[Stored entries]
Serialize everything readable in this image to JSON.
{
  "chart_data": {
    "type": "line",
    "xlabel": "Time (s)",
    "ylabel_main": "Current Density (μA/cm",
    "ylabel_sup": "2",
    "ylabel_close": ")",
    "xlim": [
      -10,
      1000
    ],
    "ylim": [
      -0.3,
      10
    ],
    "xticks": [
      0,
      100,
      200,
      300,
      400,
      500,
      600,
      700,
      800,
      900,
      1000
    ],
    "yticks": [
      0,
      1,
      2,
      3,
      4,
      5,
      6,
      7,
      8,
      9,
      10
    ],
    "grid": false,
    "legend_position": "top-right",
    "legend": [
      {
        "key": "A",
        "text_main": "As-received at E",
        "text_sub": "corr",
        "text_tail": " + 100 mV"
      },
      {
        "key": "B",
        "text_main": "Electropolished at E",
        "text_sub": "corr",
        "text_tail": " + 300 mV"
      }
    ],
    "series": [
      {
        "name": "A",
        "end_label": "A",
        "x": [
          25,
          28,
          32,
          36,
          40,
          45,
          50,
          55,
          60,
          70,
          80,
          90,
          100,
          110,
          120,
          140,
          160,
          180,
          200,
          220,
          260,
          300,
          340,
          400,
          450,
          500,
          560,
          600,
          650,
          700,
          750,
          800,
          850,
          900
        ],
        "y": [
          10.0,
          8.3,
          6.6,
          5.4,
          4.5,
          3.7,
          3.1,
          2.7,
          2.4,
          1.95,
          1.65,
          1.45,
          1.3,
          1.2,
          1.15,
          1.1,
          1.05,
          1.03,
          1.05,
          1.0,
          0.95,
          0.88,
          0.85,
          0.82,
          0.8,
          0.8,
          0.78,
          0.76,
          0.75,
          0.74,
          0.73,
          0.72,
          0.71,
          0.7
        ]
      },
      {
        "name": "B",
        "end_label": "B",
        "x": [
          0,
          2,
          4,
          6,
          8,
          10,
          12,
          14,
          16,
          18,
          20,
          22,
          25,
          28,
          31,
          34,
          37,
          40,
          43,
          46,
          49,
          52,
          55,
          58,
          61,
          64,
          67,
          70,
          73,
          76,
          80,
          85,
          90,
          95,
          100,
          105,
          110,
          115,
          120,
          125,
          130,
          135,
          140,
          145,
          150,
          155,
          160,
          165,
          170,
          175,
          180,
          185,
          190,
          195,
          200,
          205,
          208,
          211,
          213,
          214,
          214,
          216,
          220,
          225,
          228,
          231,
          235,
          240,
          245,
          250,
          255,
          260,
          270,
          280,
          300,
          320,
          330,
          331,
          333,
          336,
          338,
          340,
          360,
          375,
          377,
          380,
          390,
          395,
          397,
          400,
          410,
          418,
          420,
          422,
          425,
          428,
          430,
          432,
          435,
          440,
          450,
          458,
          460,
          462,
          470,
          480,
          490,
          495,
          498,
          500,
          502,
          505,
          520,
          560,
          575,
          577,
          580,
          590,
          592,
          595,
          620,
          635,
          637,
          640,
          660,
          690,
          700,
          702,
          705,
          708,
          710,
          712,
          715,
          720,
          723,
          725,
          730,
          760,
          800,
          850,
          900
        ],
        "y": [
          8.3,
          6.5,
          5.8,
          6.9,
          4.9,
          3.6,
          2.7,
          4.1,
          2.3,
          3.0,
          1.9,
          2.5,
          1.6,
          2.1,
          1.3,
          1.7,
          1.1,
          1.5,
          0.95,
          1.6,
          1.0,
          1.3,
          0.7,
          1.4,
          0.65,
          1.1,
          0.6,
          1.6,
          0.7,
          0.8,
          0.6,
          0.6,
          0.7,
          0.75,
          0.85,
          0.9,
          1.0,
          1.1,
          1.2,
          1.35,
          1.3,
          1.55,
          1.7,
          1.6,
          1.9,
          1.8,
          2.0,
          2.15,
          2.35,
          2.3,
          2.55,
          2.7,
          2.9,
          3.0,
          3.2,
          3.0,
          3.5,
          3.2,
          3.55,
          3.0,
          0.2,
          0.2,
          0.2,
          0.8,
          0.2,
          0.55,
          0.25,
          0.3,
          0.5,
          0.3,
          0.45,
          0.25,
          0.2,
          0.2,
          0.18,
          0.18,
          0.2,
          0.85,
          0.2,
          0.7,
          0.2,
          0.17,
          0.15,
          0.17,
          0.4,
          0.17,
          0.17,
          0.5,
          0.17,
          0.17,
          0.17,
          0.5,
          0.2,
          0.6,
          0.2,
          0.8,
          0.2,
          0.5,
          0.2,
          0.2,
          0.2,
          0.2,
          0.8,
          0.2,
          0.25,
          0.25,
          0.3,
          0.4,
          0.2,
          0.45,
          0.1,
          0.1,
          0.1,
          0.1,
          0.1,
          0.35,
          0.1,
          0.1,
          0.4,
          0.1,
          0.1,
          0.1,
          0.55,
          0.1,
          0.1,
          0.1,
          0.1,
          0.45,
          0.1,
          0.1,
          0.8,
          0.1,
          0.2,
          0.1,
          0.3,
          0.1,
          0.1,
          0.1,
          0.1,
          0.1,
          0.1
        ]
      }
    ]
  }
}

### Instructions to follow
The records above should be restated word for word, please.

### Result of this task
Serialize everything readable in this image to JSON.
{
  "chart_data": {
    "type": "line",
    "xlabel": "Time (s)",
    "ylabel_main": "Current Density (μA/cm",
    "ylabel_sup": "2",
    "ylabel_close": ")",
    "xlim": [
      -10,
      1000
    ],
    "ylim": [
      -0.3,
      10
    ],
    "xticks": [
      0,
      100,
      200,
      300,
      400,
      500,
      600,
      700,
      800,
      900,
      1000
    ],
    "yticks": [
      0,
      1,
      2,
      3,
      4,
      5,
      6,
      7,
      8,
      9,
      10
    ],
    "grid": false,
    "legend_position": "top-right",
    "legend": [
      {
        "key": "A",
        "text_main": "As-received at E",
        "text_sub": "corr",
        "text_tail": " + 100 mV"
      },
      {
        "key": "B",
        "text_main": "Electropolished at E",
        "text_sub": "corr",
        "text_tail": " + 300 mV"
      }
    ],
    "series": [
      {
        "name": "A",
        "end_label": "A",
        "x": [
          25,
          28,
          32,
          36,
          40,
          45,
          50,
          55,
          60,
          70,
          80,
          90,
          100,
          110,
          120,
          140,
          160,
          180,
          200,
          220,
          260,
          300,
          340,
          400,
          450,
          500,
          560,
          600,
          650,
          700,
          750,
          800,
          850,
          900
        ],
        "y": [
          10.0,
          8.3,
          6.6,
          5.4,
          4.5,
          3.7,
          3.1,
          2.7,
          2.4,
          1.95,
          1.65,
          1.45,
          1.3,
          1.2,
          1.15,
          1.1,
          1.05,
          1.03,
          1.05,
          1.0,
          0.95,
          0.88,
          0.85,
          0.82,
          0.8,
          0.8,
          0.78,
          0.76,
          0.75,
          0.74,
          0.73,
          0.72,
          0.71,
          0.7
        ]
      },
      {
        "name": "B",
        "end_label": "B",
        "x": [
          0,
          2,
          4,
          6,
          8,
          10,
          12,
          14,
          16,
          18,
          20,
          22,
          25,
          28,
          31,
          34,
          37,
          40,
          43,
          46,
          49,
          52,
          55,
          58,
          61,
          64,
          67,
          70,
          73,
          76,
          80,
          85,
          90,
          95,
          100,
          105,
          110,
          115,
          120,
          125,
          130,
          135,
          140,
          145,
          150,
          155,
          160,
          165,
          170,
          175,
          180,
          185,
          190,
          195,
          200,
          205,
          208,
          211,
          213,
          214,
          214,
          216,
          220,
          225,
          228,
          231,
          235,
          240,
          245,
          250,
          255,
          260,
          270,
          280,
          300,
          320,
          330,
          331,
          333,
          336,
          338,
          340,
          360,
          375,
          377,
          380,
          390,
          395,
          397,
          400,
          410,
          418,
          420,
          422,
          425,
          428,
          430,
          432,
          435,
          440,
          450,
          458,
          460,
          462,
          470,
          480,
          490,
          495,
          498,
          500,
          502,
          505,
          520,
          560,
          575,
          577,
          580,
          590,
          592,
          595,
          620,
          635,
          637,
          640,
          660,
          690,
          700,
          702,
          705,
          708,
          710,
          712,
          715,
          720,
          723,
          725,
          730,
          760,
          800,
          850,
          900
        ],
        "y": [
          8.3,
          6.5,
          5.8,
          6.9,
          4.9,
          3.6,
          2.7,
          4.1,
          2.3,
          3.0,
          1.9,
          2.5,
          1.6,
          2.1,
          1.3,
          1.7,
          1.1,
          1.5,
          0.95,
          1.6,
          1.0,
          1.3,
          0.7,
          1.4,
          0.65,
          1.1,
          0.6,
          1.6,
          0.7,
          0.8,
          0.6,
          0.6,
          0.7,
          0.75,
          0.85,
          0.9,
          1.0,
          1.1,
          1.2,
          1.35,
          1.3,
          1.55,
          1.7,
          1.6,
          1.9,
          1.8,
          2.0,
          2.15,
          2.35,
          2.3,
          2.55,
          2.7,
          2.9,
          3.0,
          3.2,
          3.0,
          3.5,
          3.2,
          3.55,
          3.0,
          0.2,
          0.2,
          0.2,
          0.8,
          0.2,
          0.55,
          0.25,
          0.3,
          0.5,
          0.3,
          0.45,
          0.25,
          0.2,
          0.2,
          0.18,
          0.18,
          0.2,
          0.85,
          0.2,
          0.7,
          0.2,
          0.17,
          0.15,
          0.17,
          0.4,
          0.17,
          0.17,
          0.5,
          0.17,
          0.17,
          0.17,
          0.5,
          0.2,
          0.6,
          0.2,
          0.8,
          0.2,
          0.5,
          0.2,
          0.2,
          0.2,
          0.2,
          0.8,
          0.2,
          0.25,
          0.25,
          0.3,
          0.4,
          0.2,
          0.45,
          0.1,
          0.1,
          0.1,
          0.1,
          0.1,
          0.35,
          0.1,
          0.1,
          0.4,
          0.1,
          0.1,
          0.1,
          0.55,
          0.1,
          0.1,
          0.1,
          0.1,
          0.45,
          0.1,
          0.1,
          0.8,
          0.1,
          0.2,
          0.1,
          0.3,
          0.1,
          0.1,
          0.1,
          0.1,
          0.1,
          0.1
        ]
      }
    ]
  }
}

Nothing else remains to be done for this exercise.